START Input data
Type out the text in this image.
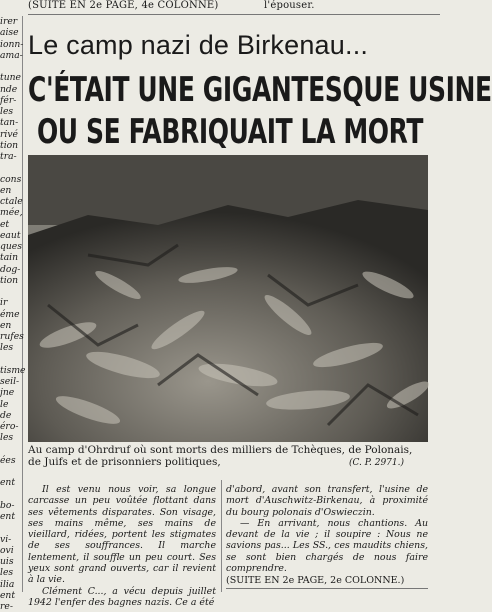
(SUITE EN 2e PAGE, 4e COLONNE)	l'épouser.
irer
aise
ionn-
ama-
tune
nde
fér-
les
tan-
rivé
tion
tra-
cons
en
ctale
mée,
et
eaut
ques
tain
dog-
tion
ir
éme
en
rufes
les
tisme
seil-
jne
le
de
éro-
les
ées
ent
bo-
ent
vi-
ovi
uis
les
ilia
ent
re-
Le camp nazi de Birkenau...
C'ÉTAIT UNE GIGANTESQUE USINE
OU SE FABRIQUAIT LA MORT
Au camp d'Ohrdruf où sont morts des milliers de Tchèques, de Polonais,
de Juifs et de prisonniers politiques,	(C. P. 2971.)

Il est venu nous voir, sa longue carcasse un peu voûtée flottant dans ses vêtements disparates. Son visage, ses mains même, ses mains de vieillard, ridées, portent les stigmates de ses souffrances. Il marche lentement, il souffle un peu court. Ses yeux sont grand ouverts, car il revient à la vie.

Clément C..., a vécu depuis juillet 1942 l'enfer des bagnes nazis. Ce a été

d'abord, avant son transfert, l'usine de mort d'Auschwitz-Birkenau, à proximité du bourg polonais d'Oswieczin.

— En arrivant, nous chantions. Au devant de la vie ; il soupire : Nous ne savions pas... Les SS., ces maudits chiens, se sont bien chargés de nous faire comprendre.

(SUITE EN 2e PAGE, 2e COLONNE.)
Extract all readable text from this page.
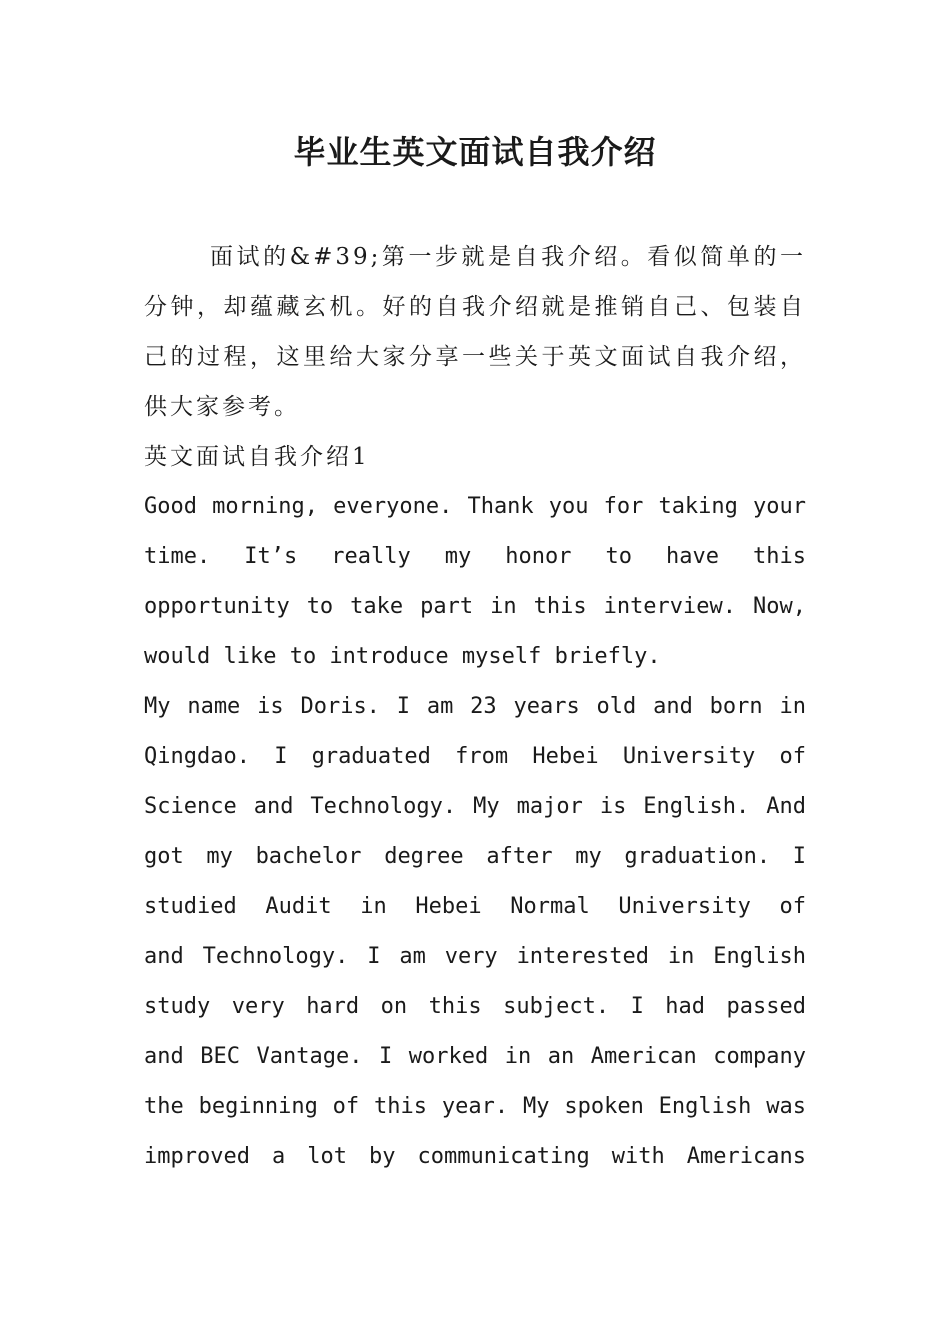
毕业生英文面试自我介绍

面试的&#39;第一步就是自我介绍。看似简单的一分钟，却蕴藏玄机。好的自我介绍就是推销自己、包装自己的过程，这里给大家分享一些关于英文面试自我介绍，供大家参考。

英文面试自我介绍1

Good morning, everyone. Thank you for taking your
time. It’s really my honor to have this
opportunity to take part in this interview. Now,
would like to introduce myself briefly.
My name is Doris. I am 23 years old and born in
Qingdao. I graduated from Hebei University of
Science and Technology. My major is English. And
got my bachelor degree after my graduation. I
studied Audit in Hebei Normal University of
and Technology. I am very interested in English
study very hard on this subject. I had passed
and BEC Vantage. I worked in an American company
the beginning of this year. My spoken English was
improved a lot by communicating with Americans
END Input data
**Task directions**
Write out exactly the lines from the line holding "Extract all readable text from this page." through the last line of the records above, inclusive, and nothing more. Leave out the pictures.

**Completed task**
Extract all readable text from this page.
毕业生英文面试自我介绍

面试的&#39;第一步就是自我介绍。看似简单的一分钟，却蕴藏玄机。好的自我介绍就是推销自己、包装自己的过程，这里给大家分享一些关于英文面试自我介绍，供大家参考。

英文面试自我介绍1

Good morning, everyone. Thank you for taking your
time. It’s really my honor to have this
opportunity to take part in this interview. Now,
would like to introduce myself briefly.
My name is Doris. I am 23 years old and born in
Qingdao. I graduated from Hebei University of
Science and Technology. My major is English. And
got my bachelor degree after my graduation. I
studied Audit in Hebei Normal University of
and Technology. I am very interested in English
study very hard on this subject. I had passed
and BEC Vantage. I worked in an American company
the beginning of this year. My spoken English was
improved a lot by communicating with Americans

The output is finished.